- [Required work]
Determine the number of lines in the data that include the word "image", and write only that number.

- [Given information]
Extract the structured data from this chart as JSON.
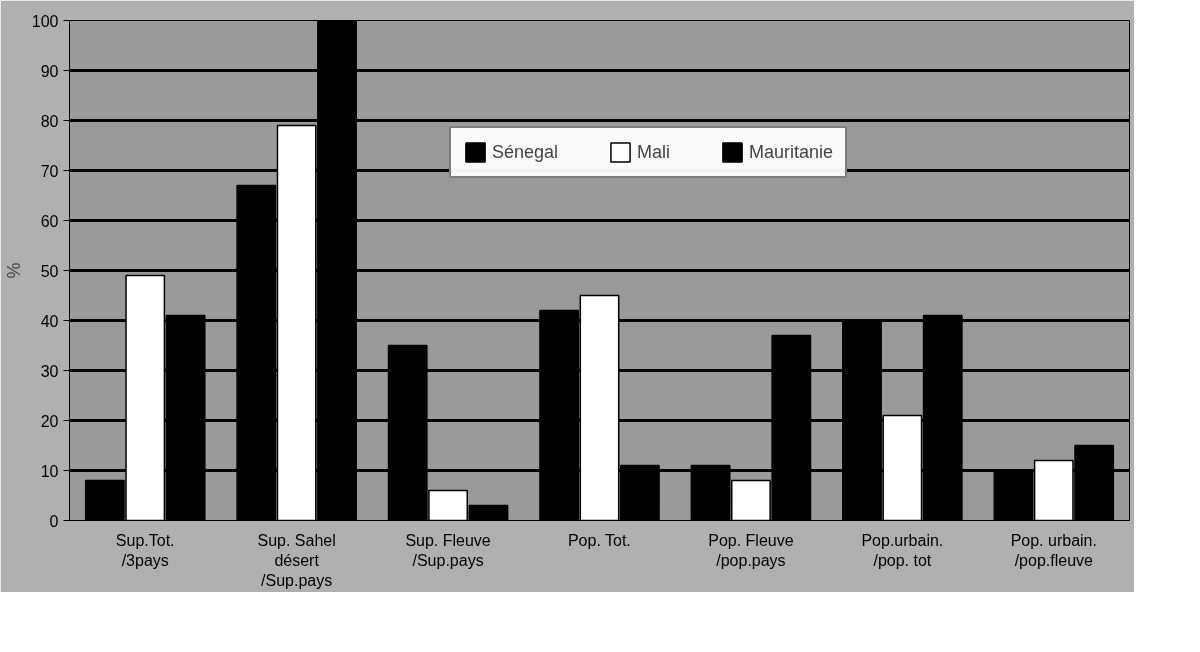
{
  "chart_data": {
    "type": "bar",
    "ylabel": "%",
    "categories": [
      "Sup.Tot.\n/3pays",
      "Sup. Sahel\ndésert\n/Sup.pays",
      "Sup. Fleuve\n/Sup.pays",
      "Pop. Tot.",
      "Pop. Fleuve\n/pop.pays",
      "Pop.urbain.\n/pop. tot",
      "Pop. urbain.\n/pop.fleuve"
    ],
    "series": [
      {
        "name": "Sénegal",
        "color": "#000000",
        "values": [
          8,
          67,
          35,
          42,
          11,
          40,
          10
        ]
      },
      {
        "name": "Mali",
        "color": "#ffffff",
        "values": [
          49,
          79,
          6,
          45,
          8,
          21,
          12
        ]
      },
      {
        "name": "Mauritanie",
        "color": "#000000",
        "values": [
          41,
          100,
          3,
          11,
          37,
          41,
          15
        ]
      }
    ],
    "ylim": [
      0,
      100
    ],
    "yticks": [
      0,
      10,
      20,
      30,
      40,
      50,
      60,
      70,
      80,
      90,
      100
    ],
    "grid": "y",
    "legend": "top"
  }
}
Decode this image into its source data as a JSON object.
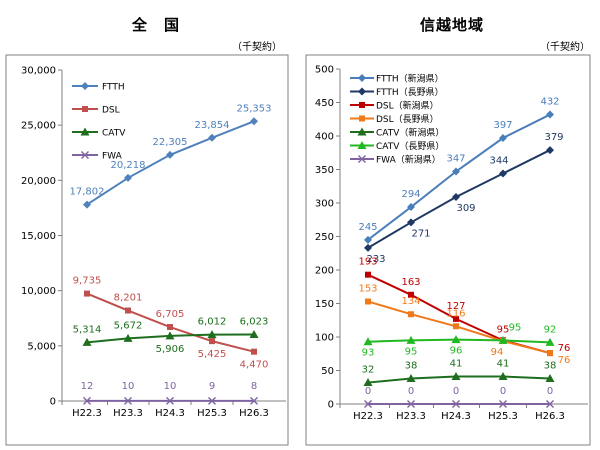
{
  "chart_data": [
    {
      "type": "line",
      "title": "全　国",
      "unit": "（千契約）",
      "categories": [
        "H22.3",
        "H23.3",
        "H24.3",
        "H25.3",
        "H26.3"
      ],
      "ylim": [
        0,
        30000
      ],
      "yticks": [
        "0",
        "5,000",
        "10,000",
        "15,000",
        "20,000",
        "25,000",
        "30,000"
      ],
      "grid": false,
      "legend_position": "top-left",
      "series": [
        {
          "name": "FTTH",
          "values": [
            17802,
            20218,
            22305,
            23854,
            25353
          ],
          "labels": [
            "17,802",
            "20,218",
            "22,305",
            "23,854",
            "25,353"
          ],
          "color": "#4f81bd",
          "marker": "diamond"
        },
        {
          "name": "DSL",
          "values": [
            9735,
            8201,
            6705,
            5425,
            4470
          ],
          "labels": [
            "9,735",
            "8,201",
            "6,705",
            "5,425",
            "4,470"
          ],
          "color": "#c0504d",
          "marker": "square"
        },
        {
          "name": "CATV",
          "values": [
            5314,
            5672,
            5906,
            6012,
            6023
          ],
          "labels": [
            "5,314",
            "5,672",
            "5,906",
            "6,012",
            "6,023"
          ],
          "color": "#1e6e1e",
          "marker": "triangle"
        },
        {
          "name": "FWA",
          "values": [
            12,
            10,
            10,
            9,
            8
          ],
          "labels": [
            "12",
            "10",
            "10",
            "9",
            "8"
          ],
          "color": "#8064a2",
          "marker": "x"
        }
      ]
    },
    {
      "type": "line",
      "title": "信越地域",
      "unit": "（千契約）",
      "categories": [
        "H22.3",
        "H23.3",
        "H24.3",
        "H25.3",
        "H26.3"
      ],
      "ylim": [
        0,
        500
      ],
      "yticks": [
        "0",
        "50",
        "100",
        "150",
        "200",
        "250",
        "300",
        "350",
        "400",
        "450",
        "500"
      ],
      "grid": false,
      "legend_position": "top-left",
      "series": [
        {
          "name": "FTTH（新潟県）",
          "values": [
            245,
            294,
            347,
            397,
            432
          ],
          "labels": [
            "245",
            "294",
            "347",
            "397",
            "432"
          ],
          "color": "#4a7ebb",
          "marker": "diamond"
        },
        {
          "name": "FTTH（長野県）",
          "values": [
            233,
            271,
            309,
            344,
            379
          ],
          "labels": [
            "233",
            "271",
            "309",
            "344",
            "379"
          ],
          "color": "#1f3864",
          "marker": "diamond"
        },
        {
          "name": "DSL（新潟県）",
          "values": [
            193,
            163,
            127,
            95,
            76
          ],
          "labels": [
            "193",
            "163",
            "127",
            "95",
            "76"
          ],
          "color": "#c00000",
          "marker": "square"
        },
        {
          "name": "DSL（長野県）",
          "values": [
            153,
            134,
            116,
            94,
            76
          ],
          "labels": [
            "153",
            "134",
            "116",
            "94",
            "76"
          ],
          "color": "#f07a1a",
          "marker": "square"
        },
        {
          "name": "CATV（新潟県）",
          "values": [
            32,
            38,
            41,
            41,
            38
          ],
          "labels": [
            "32",
            "38",
            "41",
            "41",
            "38"
          ],
          "color": "#1e6e1e",
          "marker": "triangle"
        },
        {
          "name": "CATV（長野県）",
          "values": [
            93,
            95,
            96,
            95,
            92
          ],
          "labels": [
            "93",
            "95",
            "96",
            "95",
            "92"
          ],
          "color": "#22b822",
          "marker": "triangle"
        },
        {
          "name": "FWA（新潟県）",
          "values": [
            0,
            0,
            0,
            0,
            0
          ],
          "labels": [
            "0",
            "0",
            "0",
            "0",
            "0"
          ],
          "color": "#8064a2",
          "marker": "x"
        }
      ]
    }
  ]
}
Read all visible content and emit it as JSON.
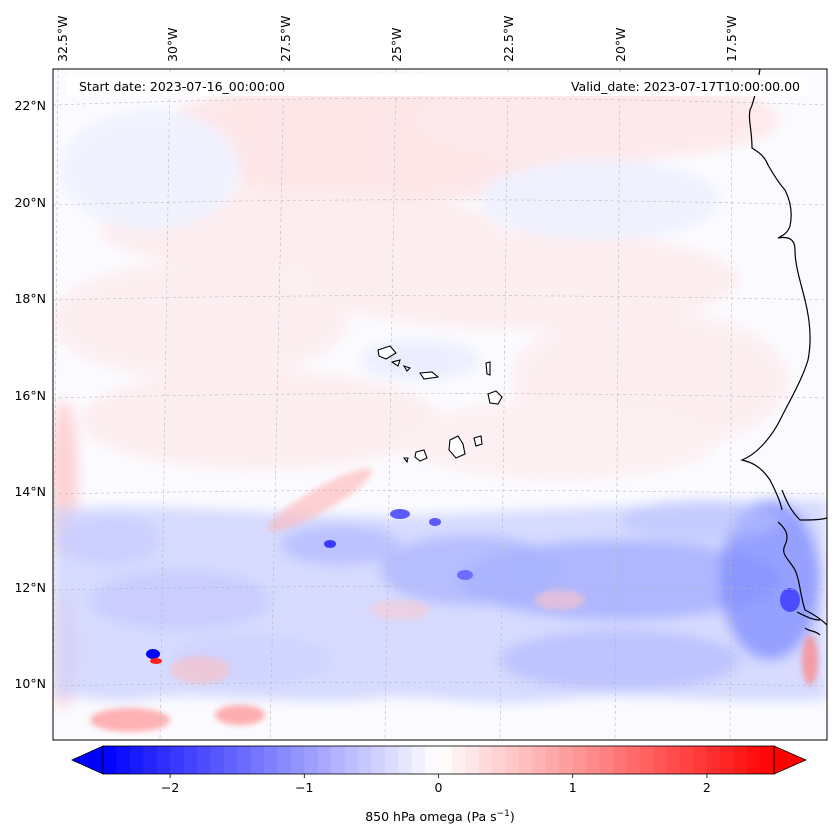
{
  "map": {
    "header": {
      "start_date": "Start date: 2023-07-16_00:00:00",
      "valid_date": "Valid_date: 2023-07-17T10:00:00.00"
    },
    "longitude_labels": [
      "32.5°W",
      "30°W",
      "27.5°W",
      "25°W",
      "22.5°W",
      "20°W",
      "17.5°W"
    ],
    "latitude_labels": [
      "22°N",
      "20°N",
      "18°N",
      "16°N",
      "14°N",
      "12°N",
      "10°N"
    ],
    "colorbar": {
      "label": "850 hPa omega (Pa s",
      "label_sup": "−1",
      "label_end": ")",
      "ticks": [
        "−2",
        "−1",
        "0",
        "1",
        "2"
      ],
      "tick_values": [
        -2,
        -1,
        0,
        1,
        2
      ],
      "range": [
        -2.5,
        2.5
      ],
      "colormap": "bwr",
      "extend": "both",
      "colors": {
        "negative": "#0000ff",
        "neutral": "#ffffff",
        "positive": "#ff0000"
      }
    },
    "field": {
      "variable": "850 hPa omega",
      "colors": {
        "descent": "#ff0000",
        "ascent": "#0000ff",
        "coast": "#000000",
        "grid": "#b0b0b0"
      }
    }
  }
}
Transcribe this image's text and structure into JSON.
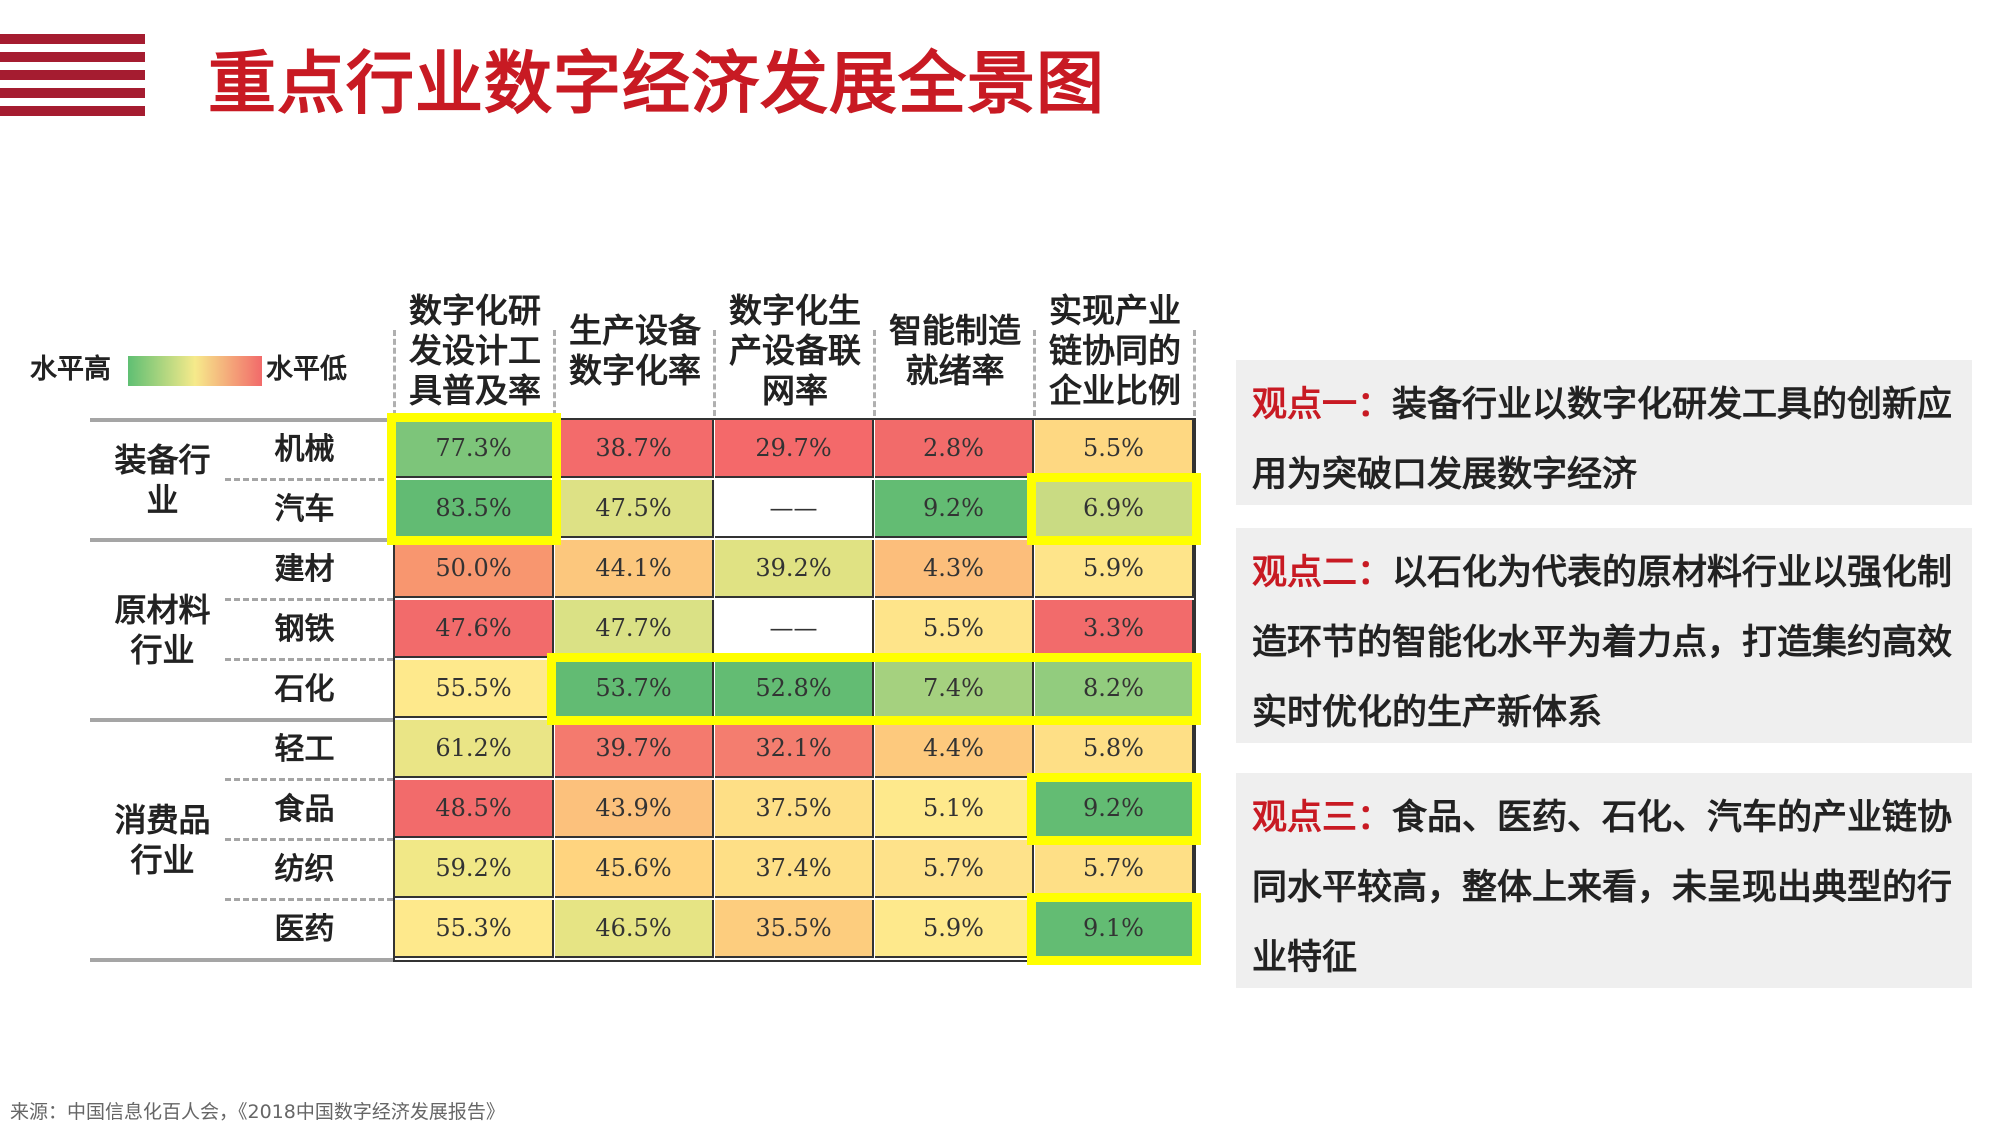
{
  "title": "重点行业数字经济发展全景图",
  "legend": {
    "high_label": "水平高",
    "low_label": "水平低"
  },
  "colors": {
    "brand_red": "#c81a23",
    "stripe_red": "#a51c30",
    "highlight": "#ffff00"
  },
  "chart_data": {
    "type": "heatmap",
    "title": "",
    "columns": [
      "数字化研\n发设计工\n具普及率",
      "生产设备\n数字化率",
      "数字化生\n产设备联\n网率",
      "智能制造\n就绪率",
      "实现产业\n链协同的\n企业比例"
    ],
    "groups": [
      {
        "label": "装备行\n业",
        "rows": [
          "机械",
          "汽车"
        ]
      },
      {
        "label": "原材料\n行业",
        "rows": [
          "建材",
          "钢铁",
          "石化"
        ]
      },
      {
        "label": "消费品\n行业",
        "rows": [
          "轻工",
          "食品",
          "纺织",
          "医药"
        ]
      }
    ],
    "rows": [
      "机械",
      "汽车",
      "建材",
      "钢铁",
      "石化",
      "轻工",
      "食品",
      "纺织",
      "医药"
    ],
    "values": [
      [
        "77.3%",
        "38.7%",
        "29.7%",
        "2.8%",
        "5.5%"
      ],
      [
        "83.5%",
        "47.5%",
        "——",
        "9.2%",
        "6.9%"
      ],
      [
        "50.0%",
        "44.1%",
        "39.2%",
        "4.3%",
        "5.9%"
      ],
      [
        "47.6%",
        "47.7%",
        "——",
        "5.5%",
        "3.3%"
      ],
      [
        "55.5%",
        "53.7%",
        "52.8%",
        "7.4%",
        "8.2%"
      ],
      [
        "61.2%",
        "39.7%",
        "32.1%",
        "4.4%",
        "5.8%"
      ],
      [
        "48.5%",
        "43.9%",
        "37.5%",
        "5.1%",
        "9.2%"
      ],
      [
        "59.2%",
        "45.6%",
        "37.4%",
        "5.7%",
        "5.7%"
      ],
      [
        "55.3%",
        "46.5%",
        "35.5%",
        "5.9%",
        "9.1%"
      ]
    ],
    "cell_colors": [
      [
        "#7dc57a",
        "#f36b6b",
        "#f4696a",
        "#f26b6a",
        "#fed882"
      ],
      [
        "#62bb73",
        "#dde185",
        "#ffffff",
        "#63bc73",
        "#c9db83"
      ],
      [
        "#f8966f",
        "#fcc77d",
        "#e0e283",
        "#fcbe7b",
        "#fee48a"
      ],
      [
        "#f26b6b",
        "#dae185",
        "#ffffff",
        "#fee48a",
        "#f26b6b"
      ],
      [
        "#fee98c",
        "#62bb73",
        "#63bc73",
        "#a5d17f",
        "#92cc7e"
      ],
      [
        "#eae586",
        "#f47a6e",
        "#f47d6f",
        "#fdc97d",
        "#fedf86"
      ],
      [
        "#f26b6b",
        "#fcc17c",
        "#fedf86",
        "#fee98c",
        "#63bc73"
      ],
      [
        "#f1e887",
        "#ffd47f",
        "#fedf86",
        "#fee28a",
        "#fedf86"
      ],
      [
        "#fee98c",
        "#e6e484",
        "#fdcd7e",
        "#fee98c",
        "#63bc73"
      ]
    ],
    "highlighted": [
      {
        "rows": [
          "机械",
          "汽车"
        ],
        "columns": [
          "数字化研\n发设计工\n具普及率"
        ]
      },
      {
        "rows": [
          "汽车"
        ],
        "columns": [
          "实现产业\n链协同的\n企业比例"
        ]
      },
      {
        "rows": [
          "石化"
        ],
        "columns": [
          "生产设备\n数字化率",
          "数字化生\n产设备联\n网率",
          "智能制造\n就绪率",
          "实现产业\n链协同的\n企业比例"
        ]
      },
      {
        "rows": [
          "食品"
        ],
        "columns": [
          "实现产业\n链协同的\n企业比例"
        ]
      },
      {
        "rows": [
          "医药"
        ],
        "columns": [
          "实现产业\n链协同的\n企业比例"
        ]
      }
    ]
  },
  "views": [
    {
      "head": "观点一：",
      "body": "装备行业以数字化研发工具的创新应用为突破口发展数字经济"
    },
    {
      "head": "观点二：",
      "body": "以石化为代表的原材料行业以强化制造环节的智能化水平为着力点，打造集约高效实时优化的生产新体系"
    },
    {
      "head": "观点三：",
      "body": "食品、医药、石化、汽车的产业链协同水平较高，整体上来看，未呈现出典型的行业特征"
    }
  ],
  "source": "来源：中国信息化百人会，《2018中国数字经济发展报告》"
}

- [Response to the task]
2